**Instructions for the task:** Write the data below out exactly as it stands. Do not include the pictures.

**Given information:**

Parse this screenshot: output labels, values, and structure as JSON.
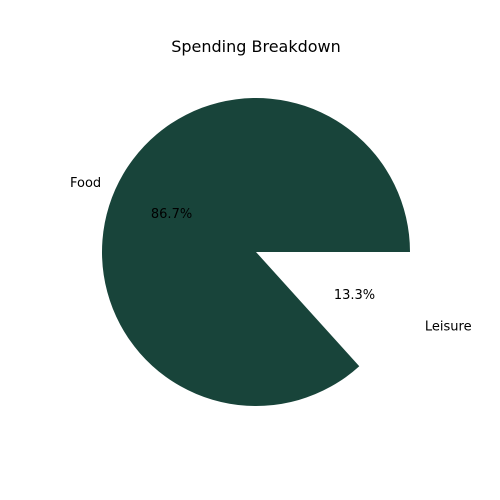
{
  "chart_data": {
    "type": "pie",
    "title": "Spending Breakdown",
    "slices": [
      {
        "label": "Food",
        "value": 86.7,
        "pct_label": "86.7%",
        "color": "#18443a"
      },
      {
        "label": "Leisure",
        "value": 13.3,
        "pct_label": "13.3%",
        "color": "#ffffff"
      }
    ],
    "start_angle_deg": 0,
    "direction": "counterclockwise",
    "explode": [
      0,
      0.1
    ]
  }
}
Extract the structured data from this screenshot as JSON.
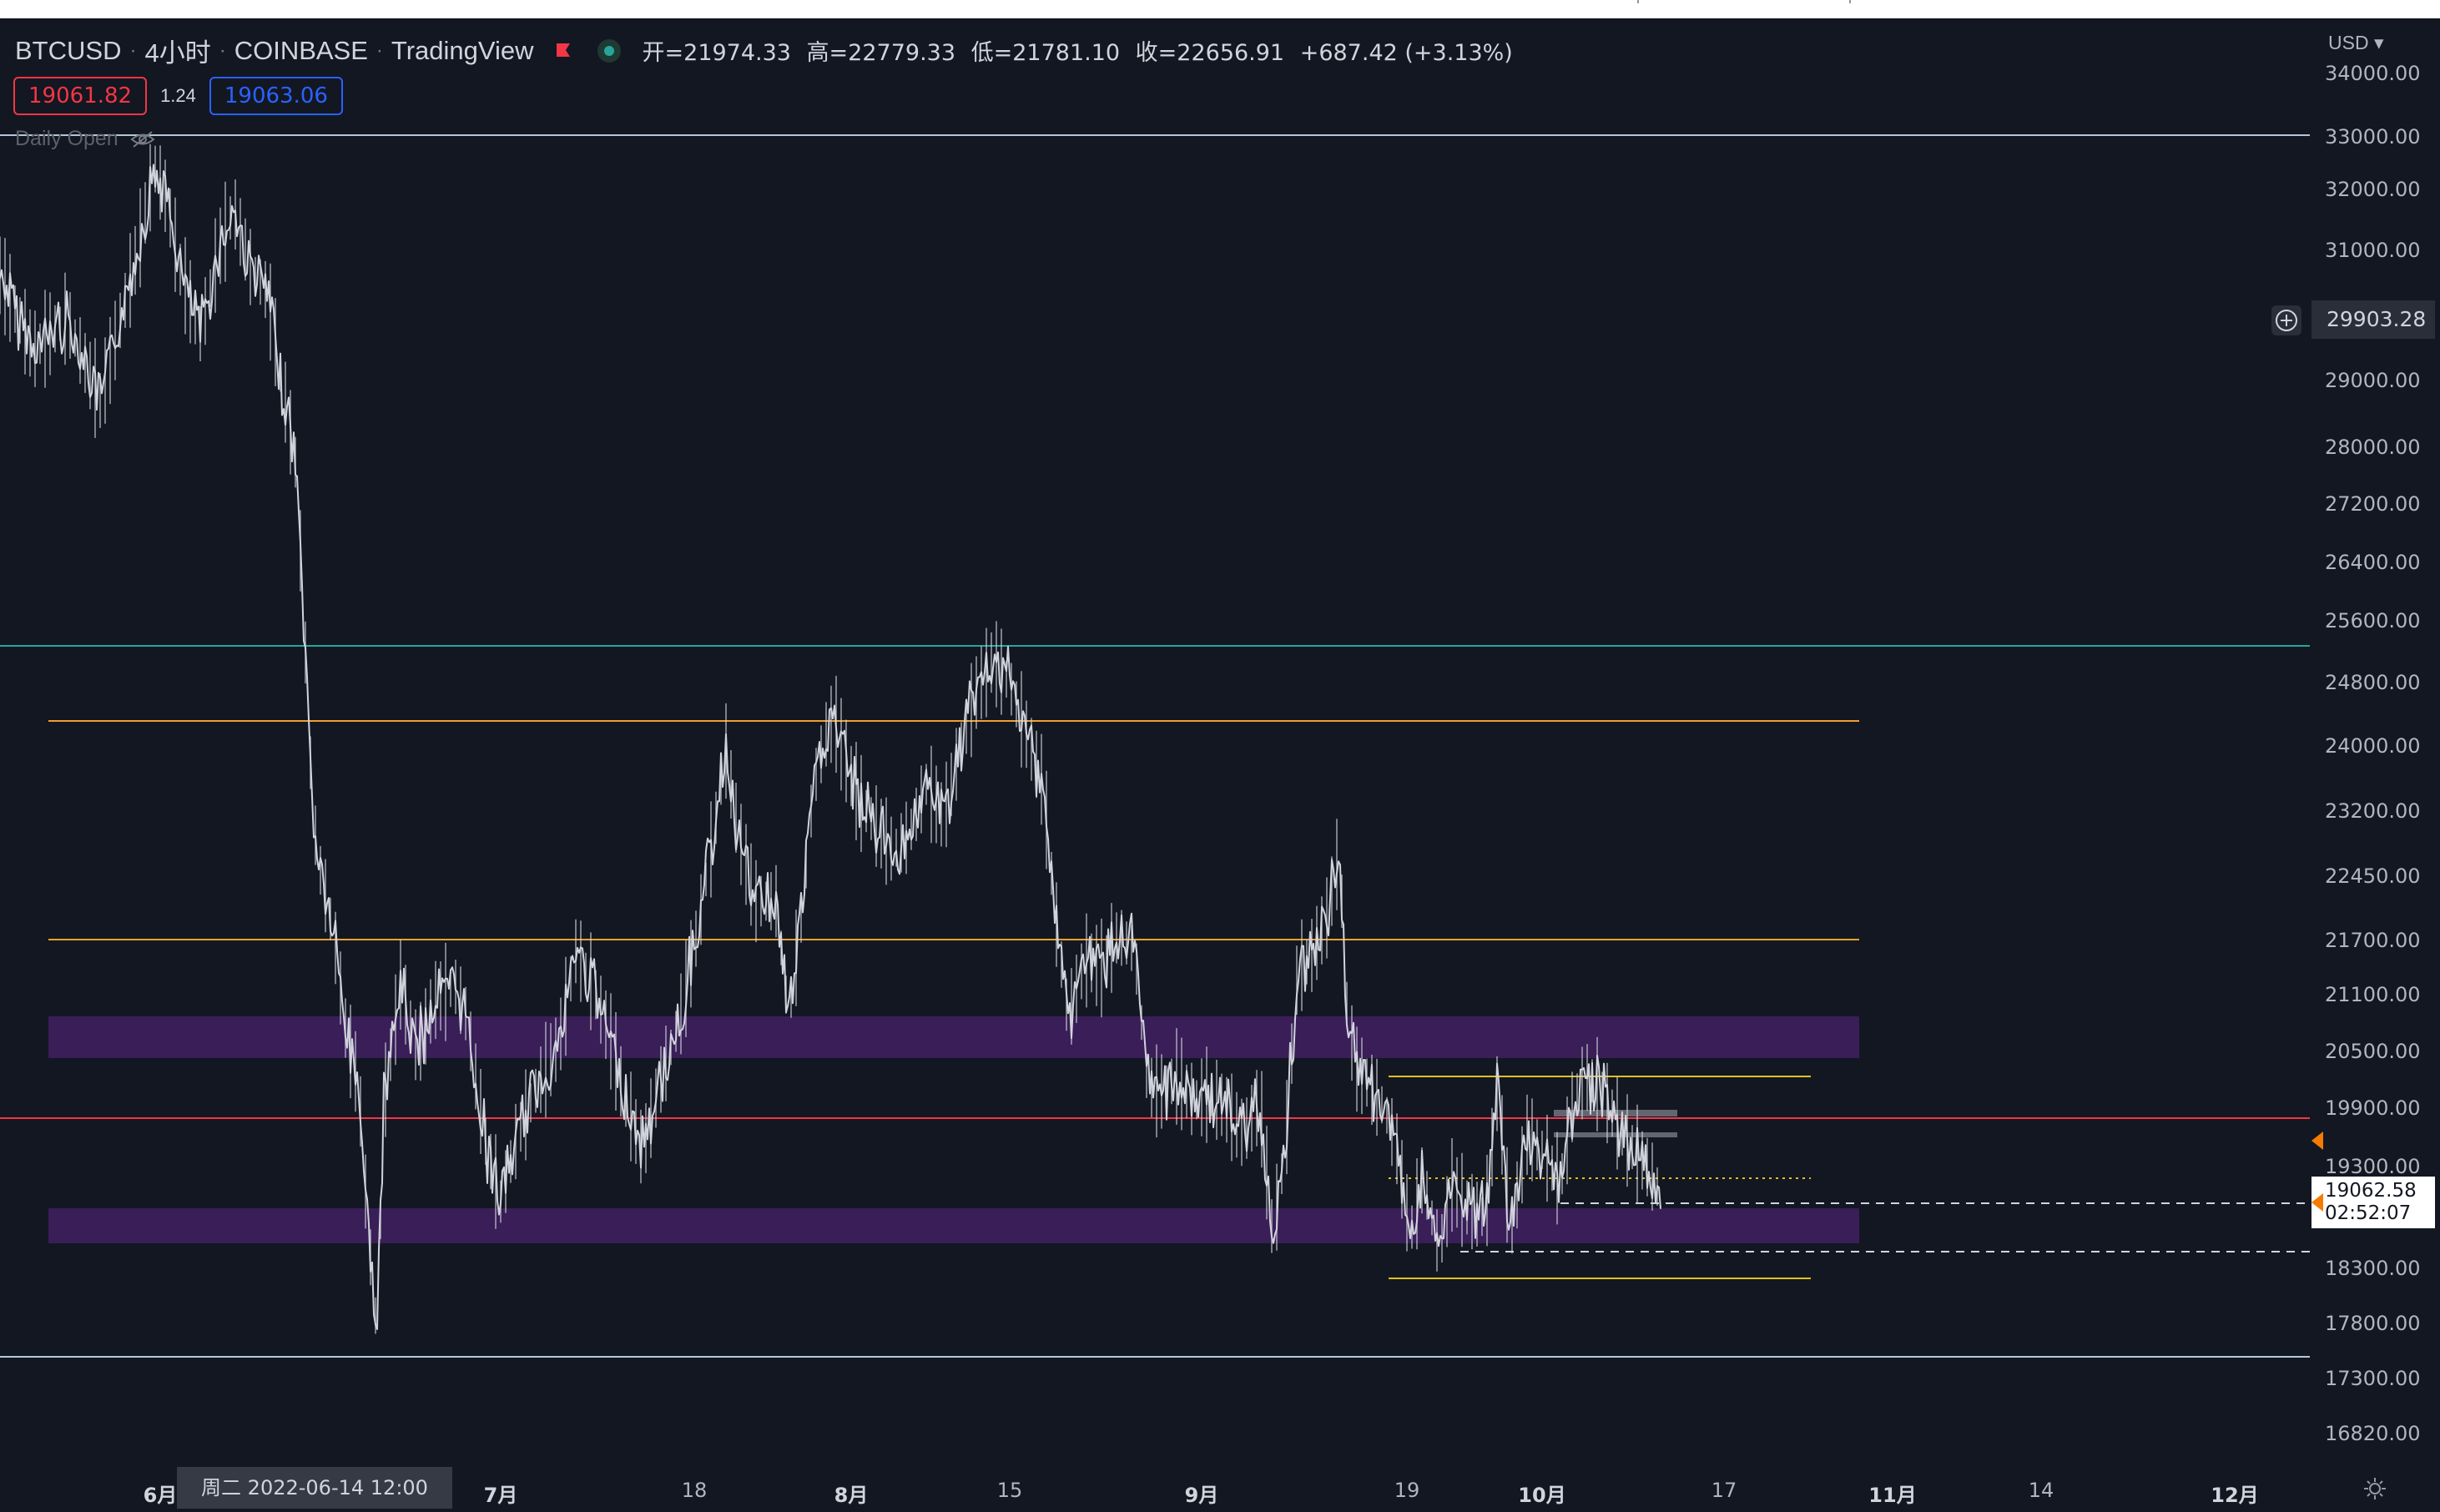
{
  "legend": {
    "symbol": "BTCUSD",
    "interval": "4小时",
    "exchange": "COINBASE",
    "provider": "TradingView",
    "open": "开=21974.33",
    "high": "高=22779.33",
    "low": "低=21781.10",
    "close": "收=22656.91",
    "change": "+687.42 (+3.13%)"
  },
  "trade": {
    "sell_price": "19061.82",
    "spread": "1.24",
    "buy_price": "19063.06"
  },
  "indicator": {
    "name": "Daily Open"
  },
  "price_axis": {
    "currency": "USD",
    "labels": [
      "34000.00",
      "33000.00",
      "32000.00",
      "31000.00",
      "29000.00",
      "28000.00",
      "27200.00",
      "26400.00",
      "25600.00",
      "24800.00",
      "24000.00",
      "23200.00",
      "22450.00",
      "21700.00",
      "21100.00",
      "20500.00",
      "19900.00",
      "19300.00",
      "18300.00",
      "17800.00",
      "17300.00",
      "16820.00"
    ],
    "crosshair_price": "29903.28",
    "current_price": "19062.58",
    "countdown": "02:52:07"
  },
  "time_axis": {
    "labels": [
      {
        "text": "6月",
        "bold": true
      },
      {
        "text": "7月",
        "bold": true
      },
      {
        "text": "18",
        "bold": false
      },
      {
        "text": "8月",
        "bold": true
      },
      {
        "text": "15",
        "bold": false
      },
      {
        "text": "9月",
        "bold": true
      },
      {
        "text": "19",
        "bold": false
      },
      {
        "text": "10月",
        "bold": true
      },
      {
        "text": "17",
        "bold": false
      },
      {
        "text": "11月",
        "bold": true
      },
      {
        "text": "14",
        "bold": false
      },
      {
        "text": "12月",
        "bold": true
      }
    ],
    "crosshair_time": "周二 2022-06-14   12:00"
  },
  "colors": {
    "background": "#131722",
    "candles": "#d1d4dc",
    "resistance": "#f0a030",
    "support_zone": "#3b1f5c",
    "current_line": "#f23645",
    "teal_line": "#26a69a",
    "range_line": "#e0c020"
  }
}
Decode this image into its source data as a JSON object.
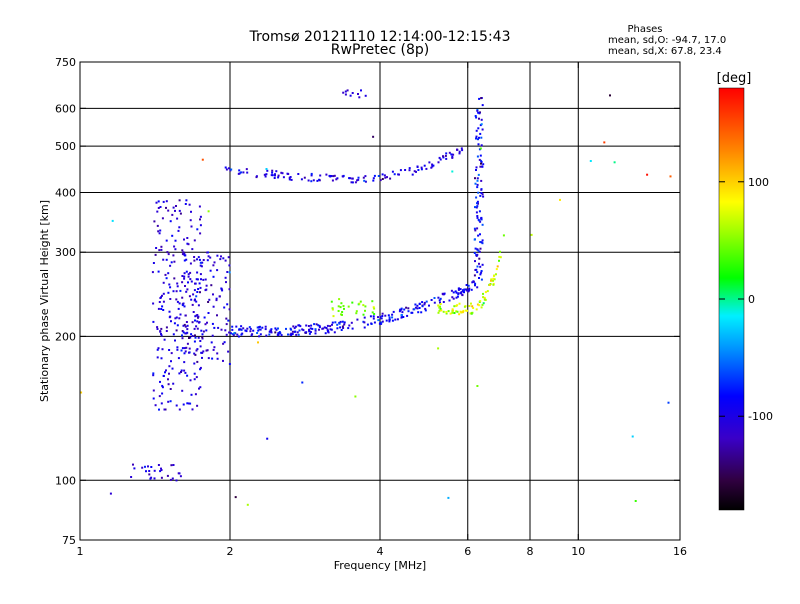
{
  "chart_data": {
    "type": "scatter",
    "title": "Tromsø 20121110 12:14:00-12:15:43",
    "subtitle": "RwPretec (8p)",
    "xlabel": "Frequency [MHz]",
    "ylabel": "Stationary phase Virtual Height [km]",
    "xscale": "log",
    "yscale": "log",
    "xlim": [
      1,
      16
    ],
    "ylim": [
      75,
      750
    ],
    "xticks": [
      {
        "value": 1,
        "label": "1"
      },
      {
        "value": 2,
        "label": "2"
      },
      {
        "value": 4,
        "label": "4"
      },
      {
        "value": 6,
        "label": "6"
      },
      {
        "value": 8,
        "label": "8"
      },
      {
        "value": 10,
        "label": "10"
      },
      {
        "value": 16,
        "label": "16"
      }
    ],
    "yticks": [
      {
        "value": 75,
        "label": "75"
      },
      {
        "value": 100,
        "label": "100"
      },
      {
        "value": 200,
        "label": "200"
      },
      {
        "value": 300,
        "label": "300"
      },
      {
        "value": 400,
        "label": "400"
      },
      {
        "value": 500,
        "label": "500"
      },
      {
        "value": 600,
        "label": "600"
      },
      {
        "value": 750,
        "label": "750"
      }
    ],
    "xgrid": [
      2,
      4,
      6,
      8,
      10
    ],
    "ygrid": [
      100,
      200,
      300,
      400,
      500,
      600
    ],
    "grid": true,
    "phase_info": {
      "heading": "Phases",
      "line1": "mean, sd,O: -94.7, 17.0",
      "line2": "mean, sd,X:  67.8, 23.4"
    },
    "colorbar": {
      "label": "[deg]",
      "range": [
        -180,
        180
      ],
      "ticks": [
        {
          "value": 100,
          "label": "100"
        },
        {
          "value": 0,
          "label": "0"
        },
        {
          "value": -100,
          "label": "-100"
        }
      ]
    },
    "clusters": [
      {
        "id": "e_layer_low",
        "n": 28,
        "x_range": [
          1.25,
          1.6
        ],
        "y_range": [
          99,
          108
        ],
        "phase_mean": -110,
        "phase_sd": 12
      },
      {
        "id": "spread_column_1",
        "n": 230,
        "x_range": [
          1.4,
          1.75
        ],
        "y_range": [
          140,
          390
        ],
        "phase_mean": -105,
        "phase_sd": 15
      },
      {
        "id": "spread_column_2",
        "n": 150,
        "x_range": [
          1.6,
          2.0
        ],
        "y_range": [
          175,
          300
        ],
        "phase_mean": -105,
        "phase_sd": 15
      },
      {
        "id": "f2_o_trace_floor",
        "n": 260,
        "x_range": [
          2.0,
          6.3
        ],
        "y_range": [
          203,
          260
        ],
        "phase_mean": -95,
        "phase_sd": 17
      },
      {
        "id": "f2_o_trace_cusp",
        "n": 110,
        "x_range": [
          6.2,
          6.5
        ],
        "y_range": [
          250,
          640
        ],
        "phase_mean": -90,
        "phase_sd": 20
      },
      {
        "id": "f2_x_trace",
        "n": 80,
        "x_range": [
          5.2,
          7.1
        ],
        "y_range": [
          225,
          330
        ],
        "phase_mean": 67.8,
        "phase_sd": 23.4
      },
      {
        "id": "upper_trace",
        "n": 130,
        "x_range": [
          1.95,
          6.0
        ],
        "y_range": [
          415,
          530
        ],
        "phase_mean": -100,
        "phase_sd": 15
      },
      {
        "id": "green_patch",
        "n": 30,
        "x_range": [
          3.2,
          3.9
        ],
        "y_range": [
          220,
          240
        ],
        "phase_mean": 45,
        "phase_sd": 15
      },
      {
        "id": "top_fragment",
        "n": 10,
        "x_range": [
          3.3,
          3.75
        ],
        "y_range": [
          630,
          655
        ],
        "phase_mean": -110,
        "phase_sd": 10
      },
      {
        "id": "scattered_noise",
        "n": 30,
        "x_range": [
          1.0,
          16.0
        ],
        "y_range": [
          80,
          700
        ],
        "phase_mean": 0,
        "phase_sd": 110
      }
    ]
  }
}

**Solution for this problem:**
Parse this screenshot: output labels, values, and structure as JSON.
{
  "chart_data": {
    "type": "pie",
    "title": "Spending Breakdown",
    "slices": [
      {
        "label": "Food",
        "value": 86.7,
        "pct_label": "86.7%",
        "color": "#18443a"
      },
      {
        "label": "Leisure",
        "value": 13.3,
        "pct_label": "13.3%",
        "color": "#ffffff"
      }
    ],
    "start_angle_deg": 0,
    "direction": "counterclockwise",
    "explode": [
      0,
      0.1
    ]
  }
}
Extract the structured data from this screenshot as JSON.
{
  "legend": {
    "symbol": "BTCUSD",
    "interval": "4小时",
    "exchange": "COINBASE",
    "provider": "TradingView",
    "open": "开=21974.33",
    "high": "高=22779.33",
    "low": "低=21781.10",
    "close": "收=22656.91",
    "change": "+687.42 (+3.13%)"
  },
  "trade": {
    "sell_price": "19061.82",
    "spread": "1.24",
    "buy_price": "19063.06"
  },
  "indicator": {
    "name": "Daily Open"
  },
  "price_axis": {
    "currency": "USD",
    "labels": [
      "34000.00",
      "33000.00",
      "32000.00",
      "31000.00",
      "29000.00",
      "28000.00",
      "27200.00",
      "26400.00",
      "25600.00",
      "24800.00",
      "24000.00",
      "23200.00",
      "22450.00",
      "21700.00",
      "21100.00",
      "20500.00",
      "19900.00",
      "19300.00",
      "18300.00",
      "17800.00",
      "17300.00",
      "16820.00"
    ],
    "crosshair_price": "29903.28",
    "current_price": "19062.58",
    "countdown": "02:52:07"
  },
  "time_axis": {
    "labels": [
      {
        "text": "6月",
        "bold": true
      },
      {
        "text": "7月",
        "bold": true
      },
      {
        "text": "18",
        "bold": false
      },
      {
        "text": "8月",
        "bold": true
      },
      {
        "text": "15",
        "bold": false
      },
      {
        "text": "9月",
        "bold": true
      },
      {
        "text": "19",
        "bold": false
      },
      {
        "text": "10月",
        "bold": true
      },
      {
        "text": "17",
        "bold": false
      },
      {
        "text": "11月",
        "bold": true
      },
      {
        "text": "14",
        "bold": false
      },
      {
        "text": "12月",
        "bold": true
      }
    ],
    "crosshair_time": "周二 2022-06-14   12:00"
  },
  "colors": {
    "background": "#131722",
    "candles": "#d1d4dc",
    "resistance": "#f0a030",
    "support_zone": "#3b1f5c",
    "current_line": "#f23645",
    "teal_line": "#26a69a",
    "range_line": "#e0c020"
  }
}
Decode this image into its source data as a JSON object.
{
  "chart_data": {
    "type": "scatter",
    "title": "Tromsø 20121110 12:14:00-12:15:43",
    "subtitle": "RwPretec (8p)",
    "xlabel": "Frequency [MHz]",
    "ylabel": "Stationary phase Virtual Height [km]",
    "xscale": "log",
    "yscale": "log",
    "xlim": [
      1,
      16
    ],
    "ylim": [
      75,
      750
    ],
    "xticks": [
      {
        "value": 1,
        "label": "1"
      },
      {
        "value": 2,
        "label": "2"
      },
      {
        "value": 4,
        "label": "4"
      },
      {
        "value": 6,
        "label": "6"
      },
      {
        "value": 8,
        "label": "8"
      },
      {
        "value": 10,
        "label": "10"
      },
      {
        "value": 16,
        "label": "16"
      }
    ],
    "yticks": [
      {
        "value": 75,
        "label": "75"
      },
      {
        "value": 100,
        "label": "100"
      },
      {
        "value": 200,
        "label": "200"
      },
      {
        "value": 300,
        "label": "300"
      },
      {
        "value": 400,
        "label": "400"
      },
      {
        "value": 500,
        "label": "500"
      },
      {
        "value": 600,
        "label": "600"
      },
      {
        "value": 750,
        "label": "750"
      }
    ],
    "xgrid": [
      2,
      4,
      6,
      8,
      10
    ],
    "ygrid": [
      100,
      200,
      300,
      400,
      500,
      600
    ],
    "grid": true,
    "phase_info": {
      "heading": "Phases",
      "line1": "mean, sd,O: -94.7, 17.0",
      "line2": "mean, sd,X:  67.8, 23.4"
    },
    "colorbar": {
      "label": "[deg]",
      "range": [
        -180,
        180
      ],
      "ticks": [
        {
          "value": 100,
          "label": "100"
        },
        {
          "value": 0,
          "label": "0"
        },
        {
          "value": -100,
          "label": "-100"
        }
      ]
    },
    "clusters": [
      {
        "id": "e_layer_low",
        "n": 28,
        "x_range": [
          1.25,
          1.6
        ],
        "y_range": [
          99,
          108
        ],
        "phase_mean": -110,
        "phase_sd": 12
      },
      {
        "id": "spread_column_1",
        "n": 230,
        "x_range": [
          1.4,
          1.75
        ],
        "y_range": [
          140,
          390
        ],
        "phase_mean": -105,
        "phase_sd": 15
      },
      {
        "id": "spread_column_2",
        "n": 150,
        "x_range": [
          1.6,
          2.0
        ],
        "y_range": [
          175,
          300
        ],
        "phase_mean": -105,
        "phase_sd": 15
      },
      {
        "id": "f2_o_trace_floor",
        "n": 260,
        "x_range": [
          2.0,
          6.3
        ],
        "y_range": [
          203,
          260
        ],
        "phase_mean": -95,
        "phase_sd": 17
      },
      {
        "id": "f2_o_trace_cusp",
        "n": 110,
        "x_range": [
          6.2,
          6.5
        ],
        "y_range": [
          250,
          640
        ],
        "phase_mean": -90,
        "phase_sd": 20
      },
      {
        "id": "f2_x_trace",
        "n": 80,
        "x_range": [
          5.2,
          7.1
        ],
        "y_range": [
          225,
          330
        ],
        "phase_mean": 67.8,
        "phase_sd": 23.4
      },
      {
        "id": "upper_trace",
        "n": 130,
        "x_range": [
          1.95,
          6.0
        ],
        "y_range": [
          415,
          530
        ],
        "phase_mean": -100,
        "phase_sd": 15
      },
      {
        "id": "green_patch",
        "n": 30,
        "x_range": [
          3.2,
          3.9
        ],
        "y_range": [
          220,
          240
        ],
        "phase_mean": 45,
        "phase_sd": 15
      },
      {
        "id": "top_fragment",
        "n": 10,
        "x_range": [
          3.3,
          3.75
        ],
        "y_range": [
          630,
          655
        ],
        "phase_mean": -110,
        "phase_sd": 10
      },
      {
        "id": "scattered_noise",
        "n": 30,
        "x_range": [
          1.0,
          16.0
        ],
        "y_range": [
          80,
          700
        ],
        "phase_mean": 0,
        "phase_sd": 110
      }
    ]
  }
}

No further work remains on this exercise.